Could you transcribe every record below exactly as written, leaving out any pictures?

* * *

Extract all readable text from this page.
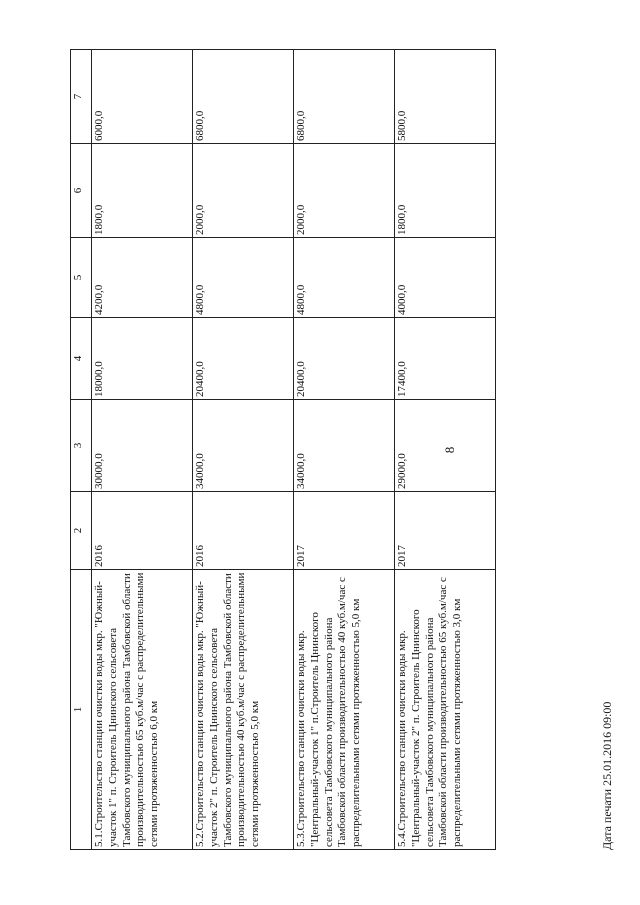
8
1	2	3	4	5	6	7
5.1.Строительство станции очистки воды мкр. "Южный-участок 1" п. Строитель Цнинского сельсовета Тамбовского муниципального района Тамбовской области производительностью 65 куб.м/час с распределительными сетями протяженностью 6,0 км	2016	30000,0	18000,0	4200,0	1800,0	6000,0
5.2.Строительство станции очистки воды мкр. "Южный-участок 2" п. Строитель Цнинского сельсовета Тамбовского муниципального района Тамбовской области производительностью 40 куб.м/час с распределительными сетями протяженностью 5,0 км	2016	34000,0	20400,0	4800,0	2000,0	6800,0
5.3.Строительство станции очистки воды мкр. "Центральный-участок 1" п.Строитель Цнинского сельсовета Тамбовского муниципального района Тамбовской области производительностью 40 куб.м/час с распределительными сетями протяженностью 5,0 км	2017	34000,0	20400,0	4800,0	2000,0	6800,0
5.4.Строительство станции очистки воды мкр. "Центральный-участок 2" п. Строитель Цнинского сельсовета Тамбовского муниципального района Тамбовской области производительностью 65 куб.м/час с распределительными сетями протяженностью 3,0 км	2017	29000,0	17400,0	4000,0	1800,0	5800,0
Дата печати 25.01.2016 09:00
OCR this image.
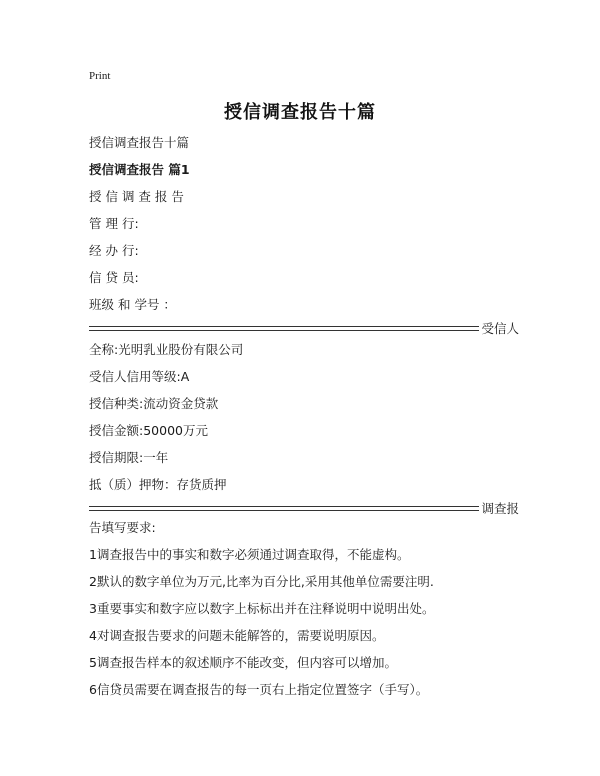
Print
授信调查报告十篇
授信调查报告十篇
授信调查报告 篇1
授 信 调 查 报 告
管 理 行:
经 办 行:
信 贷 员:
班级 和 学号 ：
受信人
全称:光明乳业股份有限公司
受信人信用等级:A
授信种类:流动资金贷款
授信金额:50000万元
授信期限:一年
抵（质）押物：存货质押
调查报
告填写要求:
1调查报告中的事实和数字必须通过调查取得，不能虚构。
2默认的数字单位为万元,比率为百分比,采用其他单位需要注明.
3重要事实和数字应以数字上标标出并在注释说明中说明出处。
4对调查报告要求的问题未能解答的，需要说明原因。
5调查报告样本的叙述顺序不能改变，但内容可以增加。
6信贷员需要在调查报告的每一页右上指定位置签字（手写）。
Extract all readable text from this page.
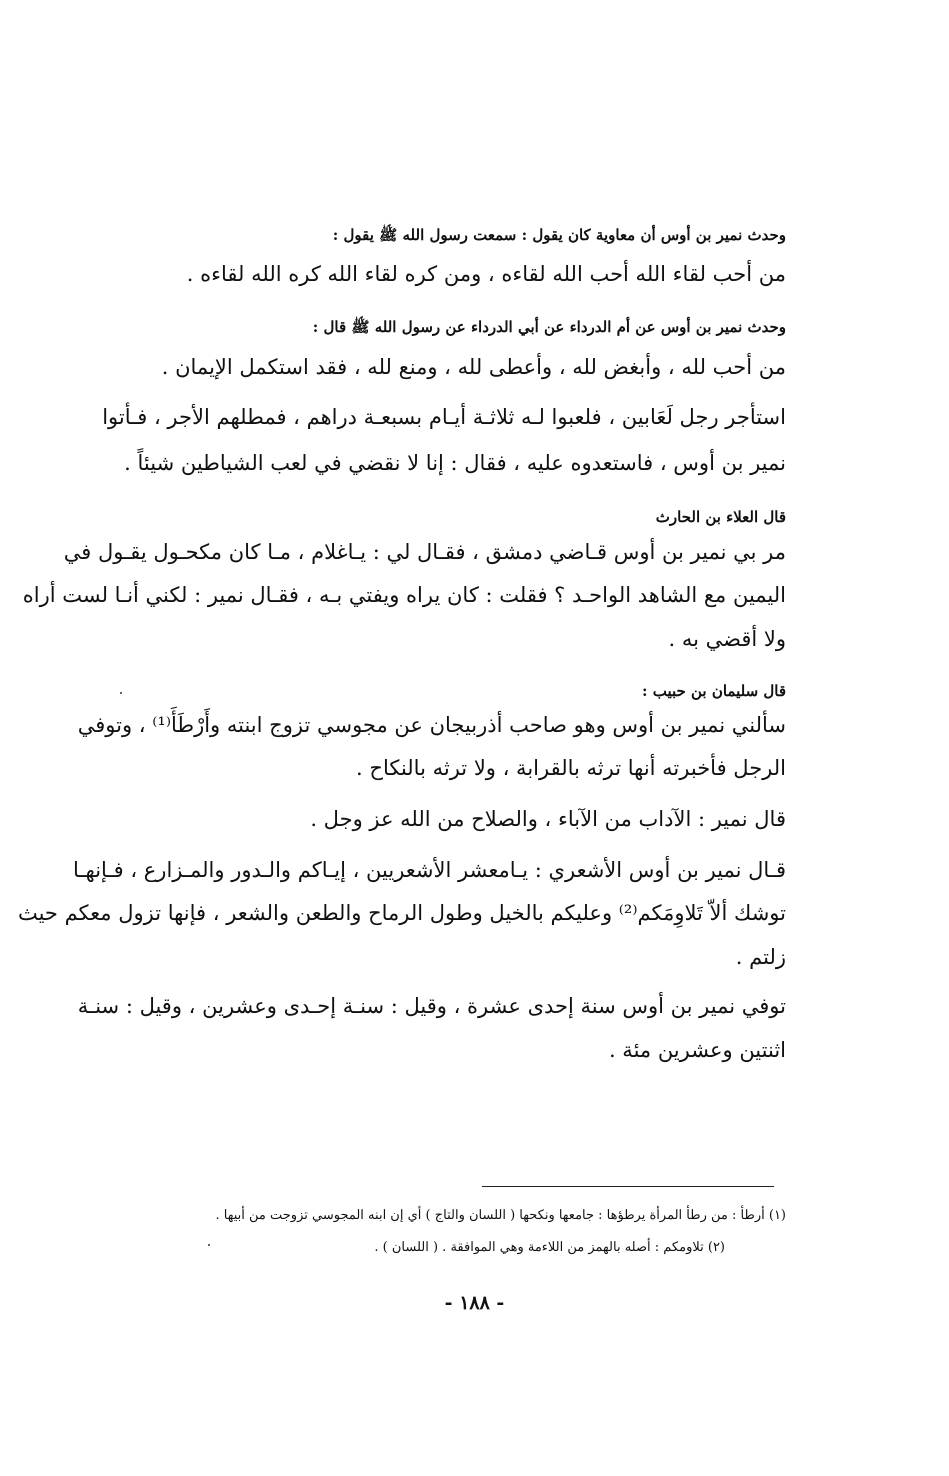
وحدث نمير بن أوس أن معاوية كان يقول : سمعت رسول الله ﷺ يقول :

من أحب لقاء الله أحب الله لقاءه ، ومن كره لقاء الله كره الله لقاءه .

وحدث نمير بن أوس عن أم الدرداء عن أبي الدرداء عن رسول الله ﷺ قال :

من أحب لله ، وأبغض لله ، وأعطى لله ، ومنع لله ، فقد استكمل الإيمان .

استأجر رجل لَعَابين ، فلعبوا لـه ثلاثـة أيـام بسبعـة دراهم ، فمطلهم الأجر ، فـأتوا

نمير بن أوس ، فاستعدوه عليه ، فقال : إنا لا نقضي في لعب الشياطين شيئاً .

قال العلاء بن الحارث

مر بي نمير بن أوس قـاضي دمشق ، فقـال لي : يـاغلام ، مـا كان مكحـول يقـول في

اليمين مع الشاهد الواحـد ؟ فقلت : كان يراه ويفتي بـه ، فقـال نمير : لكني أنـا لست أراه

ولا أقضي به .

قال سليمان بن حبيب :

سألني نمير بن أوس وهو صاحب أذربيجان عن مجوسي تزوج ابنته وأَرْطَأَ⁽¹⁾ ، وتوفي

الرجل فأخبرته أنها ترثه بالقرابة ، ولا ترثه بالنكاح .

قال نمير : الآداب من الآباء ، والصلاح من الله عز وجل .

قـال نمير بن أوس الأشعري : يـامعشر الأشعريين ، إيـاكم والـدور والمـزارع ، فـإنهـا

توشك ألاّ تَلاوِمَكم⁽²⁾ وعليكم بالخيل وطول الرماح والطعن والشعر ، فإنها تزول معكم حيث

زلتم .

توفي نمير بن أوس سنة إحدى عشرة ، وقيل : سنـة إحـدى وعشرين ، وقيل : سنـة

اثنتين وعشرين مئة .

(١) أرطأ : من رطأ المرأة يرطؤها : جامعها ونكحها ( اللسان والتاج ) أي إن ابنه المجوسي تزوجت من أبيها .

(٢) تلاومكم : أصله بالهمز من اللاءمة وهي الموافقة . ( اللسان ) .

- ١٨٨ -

* * *

> Exercise result:
Extract all readable text from this page.
8
1	2	3	4	5	6	7
5.1.Строительство станции очистки воды мкр. "Южный-участок 1" п. Строитель Цнинского сельсовета Тамбовского муниципального района Тамбовской области производительностью 65 куб.м/час с распределительными сетями протяженностью 6,0 км	2016	30000,0	18000,0	4200,0	1800,0	6000,0
5.2.Строительство станции очистки воды мкр. "Южный-участок 2" п. Строитель Цнинского сельсовета Тамбовского муниципального района Тамбовской области производительностью 40 куб.м/час с распределительными сетями протяженностью 5,0 км	2016	34000,0	20400,0	4800,0	2000,0	6800,0
5.3.Строительство станции очистки воды мкр. "Центральный-участок 1" п.Строитель Цнинского сельсовета Тамбовского муниципального района Тамбовской области производительностью 40 куб.м/час с распределительными сетями протяженностью 5,0 км	2017	34000,0	20400,0	4800,0	2000,0	6800,0
5.4.Строительство станции очистки воды мкр. "Центральный-участок 2" п. Строитель Цнинского сельсовета Тамбовского муниципального района Тамбовской области производительностью 65 куб.м/час с распределительными сетями протяженностью 3,0 км	2017	29000,0	17400,0	4000,0	1800,0	5800,0
Дата печати 25.01.2016 09:00
OCR this image.
Print
授信调查报告十篇
授信调查报告十篇
授信调查报告 篇1
授 信 调 查 报 告
管 理 行:
经 办 行:
信 贷 员:
班级 和 学号 ：
受信人
全称:光明乳业股份有限公司
受信人信用等级:A
授信种类:流动资金贷款
授信金额:50000万元
授信期限:一年
抵（质）押物：存货质押
调查报
告填写要求:
1调查报告中的事实和数字必须通过调查取得，不能虚构。
2默认的数字单位为万元,比率为百分比,采用其他单位需要注明.
3重要事实和数字应以数字上标标出并在注释说明中说明出处。
4对调查报告要求的问题未能解答的，需要说明原因。
5调查报告样本的叙述顺序不能改变，但内容可以增加。
6信贷员需要在调查报告的每一页右上指定位置签字（手写）。
Extract all readable text from this page.
وحدث نمير بن أوس أن معاوية كان يقول : سمعت رسول الله ﷺ يقول :

من أحب لقاء الله أحب الله لقاءه ، ومن كره لقاء الله كره الله لقاءه .

وحدث نمير بن أوس عن أم الدرداء عن أبي الدرداء عن رسول الله ﷺ قال :

من أحب لله ، وأبغض لله ، وأعطى لله ، ومنع لله ، فقد استكمل الإيمان .

استأجر رجل لَعَابين ، فلعبوا لـه ثلاثـة أيـام بسبعـة دراهم ، فمطلهم الأجر ، فـأتوا

نمير بن أوس ، فاستعدوه عليه ، فقال : إنا لا نقضي في لعب الشياطين شيئاً .

قال العلاء بن الحارث

مر بي نمير بن أوس قـاضي دمشق ، فقـال لي : يـاغلام ، مـا كان مكحـول يقـول في

اليمين مع الشاهد الواحـد ؟ فقلت : كان يراه ويفتي بـه ، فقـال نمير : لكني أنـا لست أراه

ولا أقضي به .

قال سليمان بن حبيب :

سألني نمير بن أوس وهو صاحب أذربيجان عن مجوسي تزوج ابنته وأَرْطَأَ⁽¹⁾ ، وتوفي

الرجل فأخبرته أنها ترثه بالقرابة ، ولا ترثه بالنكاح .

قال نمير : الآداب من الآباء ، والصلاح من الله عز وجل .

قـال نمير بن أوس الأشعري : يـامعشر الأشعريين ، إيـاكم والـدور والمـزارع ، فـإنهـا

توشك ألاّ تَلاوِمَكم⁽²⁾ وعليكم بالخيل وطول الرماح والطعن والشعر ، فإنها تزول معكم حيث

زلتم .

توفي نمير بن أوس سنة إحدى عشرة ، وقيل : سنـة إحـدى وعشرين ، وقيل : سنـة

اثنتين وعشرين مئة .

(١) أرطأ : من رطأ المرأة يرطؤها : جامعها ونكحها ( اللسان والتاج ) أي إن ابنه المجوسي تزوجت من أبيها .

(٢) تلاومكم : أصله بالهمز من اللاءمة وهي الموافقة . ( اللسان ) .

- ١٨٨ -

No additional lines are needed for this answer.